## Aim of the task
Gather all lines containing the string "территории" and copy them out.

## The records

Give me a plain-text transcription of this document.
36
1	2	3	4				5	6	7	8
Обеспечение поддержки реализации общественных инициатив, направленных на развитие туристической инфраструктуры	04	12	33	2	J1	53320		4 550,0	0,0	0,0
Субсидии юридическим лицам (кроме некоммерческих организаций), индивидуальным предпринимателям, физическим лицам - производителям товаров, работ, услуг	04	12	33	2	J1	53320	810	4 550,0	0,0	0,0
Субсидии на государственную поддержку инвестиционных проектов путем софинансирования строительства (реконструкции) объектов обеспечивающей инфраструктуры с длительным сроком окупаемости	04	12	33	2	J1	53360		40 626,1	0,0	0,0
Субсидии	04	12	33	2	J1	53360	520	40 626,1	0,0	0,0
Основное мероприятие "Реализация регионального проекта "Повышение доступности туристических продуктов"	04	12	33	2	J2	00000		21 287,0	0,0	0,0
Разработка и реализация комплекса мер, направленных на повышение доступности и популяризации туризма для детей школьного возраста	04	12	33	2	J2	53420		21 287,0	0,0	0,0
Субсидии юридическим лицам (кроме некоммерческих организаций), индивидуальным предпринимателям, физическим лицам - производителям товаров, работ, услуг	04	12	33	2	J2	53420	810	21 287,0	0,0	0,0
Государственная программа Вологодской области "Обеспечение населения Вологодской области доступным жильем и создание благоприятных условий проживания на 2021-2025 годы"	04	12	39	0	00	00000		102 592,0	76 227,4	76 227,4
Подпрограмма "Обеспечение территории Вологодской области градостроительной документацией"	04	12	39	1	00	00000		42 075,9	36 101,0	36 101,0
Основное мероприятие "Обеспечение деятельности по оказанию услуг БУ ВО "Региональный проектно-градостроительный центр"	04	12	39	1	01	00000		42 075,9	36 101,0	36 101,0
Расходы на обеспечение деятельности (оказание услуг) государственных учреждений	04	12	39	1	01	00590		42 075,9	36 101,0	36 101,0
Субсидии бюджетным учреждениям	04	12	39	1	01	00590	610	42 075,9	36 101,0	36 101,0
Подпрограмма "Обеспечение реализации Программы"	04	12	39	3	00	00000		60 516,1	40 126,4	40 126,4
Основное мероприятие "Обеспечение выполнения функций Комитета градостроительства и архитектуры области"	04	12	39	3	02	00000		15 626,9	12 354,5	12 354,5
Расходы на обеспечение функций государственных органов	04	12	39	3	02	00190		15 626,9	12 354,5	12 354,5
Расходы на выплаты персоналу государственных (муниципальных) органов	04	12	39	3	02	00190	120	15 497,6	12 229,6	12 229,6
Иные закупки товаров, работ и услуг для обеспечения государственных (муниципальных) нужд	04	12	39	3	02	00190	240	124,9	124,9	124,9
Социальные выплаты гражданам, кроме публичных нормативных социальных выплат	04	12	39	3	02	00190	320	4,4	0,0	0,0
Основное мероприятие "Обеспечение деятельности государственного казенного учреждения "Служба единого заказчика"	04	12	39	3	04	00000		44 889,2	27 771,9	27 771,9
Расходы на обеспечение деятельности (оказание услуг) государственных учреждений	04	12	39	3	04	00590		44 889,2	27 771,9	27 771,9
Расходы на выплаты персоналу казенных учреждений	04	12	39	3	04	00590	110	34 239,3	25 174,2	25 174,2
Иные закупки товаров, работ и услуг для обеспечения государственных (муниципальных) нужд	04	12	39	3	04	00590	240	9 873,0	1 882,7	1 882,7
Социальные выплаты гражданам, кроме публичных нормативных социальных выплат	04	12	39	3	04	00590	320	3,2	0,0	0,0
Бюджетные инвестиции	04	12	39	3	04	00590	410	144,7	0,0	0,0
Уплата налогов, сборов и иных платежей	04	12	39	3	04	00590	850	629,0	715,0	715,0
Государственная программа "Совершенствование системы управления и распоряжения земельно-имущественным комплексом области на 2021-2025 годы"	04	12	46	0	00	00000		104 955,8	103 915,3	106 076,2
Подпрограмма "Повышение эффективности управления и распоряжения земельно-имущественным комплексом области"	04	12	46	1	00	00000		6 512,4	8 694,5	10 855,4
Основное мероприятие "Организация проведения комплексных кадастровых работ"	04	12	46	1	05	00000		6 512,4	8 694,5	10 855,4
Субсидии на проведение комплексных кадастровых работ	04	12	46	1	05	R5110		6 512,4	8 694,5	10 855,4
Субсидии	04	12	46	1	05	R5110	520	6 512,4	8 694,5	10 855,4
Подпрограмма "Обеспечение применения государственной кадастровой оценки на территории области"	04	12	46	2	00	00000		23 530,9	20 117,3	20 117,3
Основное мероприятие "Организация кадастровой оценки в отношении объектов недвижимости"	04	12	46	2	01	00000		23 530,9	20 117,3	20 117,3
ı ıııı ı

## Completed task
Подпрограмма "Обеспечение территории Вологодской области градостроительной документацией"	04	12	39	1	00	00000		42 075,9	36 101,0	36 101,0
Подпрограмма "Обеспечение применения государственной кадастровой оценки на территории области"	04	12	46	2	00	00000		23 530,9	20 117,3	20 117,3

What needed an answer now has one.